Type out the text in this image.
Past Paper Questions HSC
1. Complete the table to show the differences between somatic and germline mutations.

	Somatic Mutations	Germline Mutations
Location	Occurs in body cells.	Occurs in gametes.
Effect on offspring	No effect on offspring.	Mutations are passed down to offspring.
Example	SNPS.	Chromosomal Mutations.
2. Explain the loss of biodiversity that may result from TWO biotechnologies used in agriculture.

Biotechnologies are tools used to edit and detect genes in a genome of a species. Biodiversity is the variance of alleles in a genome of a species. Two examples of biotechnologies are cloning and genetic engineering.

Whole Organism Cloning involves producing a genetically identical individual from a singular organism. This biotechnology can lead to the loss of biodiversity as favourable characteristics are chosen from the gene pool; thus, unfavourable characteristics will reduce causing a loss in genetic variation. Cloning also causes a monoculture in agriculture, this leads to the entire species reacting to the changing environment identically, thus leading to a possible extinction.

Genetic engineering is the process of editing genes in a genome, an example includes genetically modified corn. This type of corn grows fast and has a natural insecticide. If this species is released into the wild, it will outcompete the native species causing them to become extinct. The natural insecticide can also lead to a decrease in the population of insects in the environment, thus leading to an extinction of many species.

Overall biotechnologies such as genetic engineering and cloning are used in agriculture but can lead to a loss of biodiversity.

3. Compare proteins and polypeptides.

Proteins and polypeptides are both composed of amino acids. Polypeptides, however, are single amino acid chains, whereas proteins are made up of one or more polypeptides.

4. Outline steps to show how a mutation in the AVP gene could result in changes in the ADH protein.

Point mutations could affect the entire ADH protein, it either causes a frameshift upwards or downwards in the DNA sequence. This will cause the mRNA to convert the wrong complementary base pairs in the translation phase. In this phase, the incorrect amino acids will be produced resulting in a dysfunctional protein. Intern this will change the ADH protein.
● ● ●
→ PROMPT: Exactly how many lines of the listing hold the word "genome"? State only the number.

→ SOLUTION FOR THIS PROBLEM: 2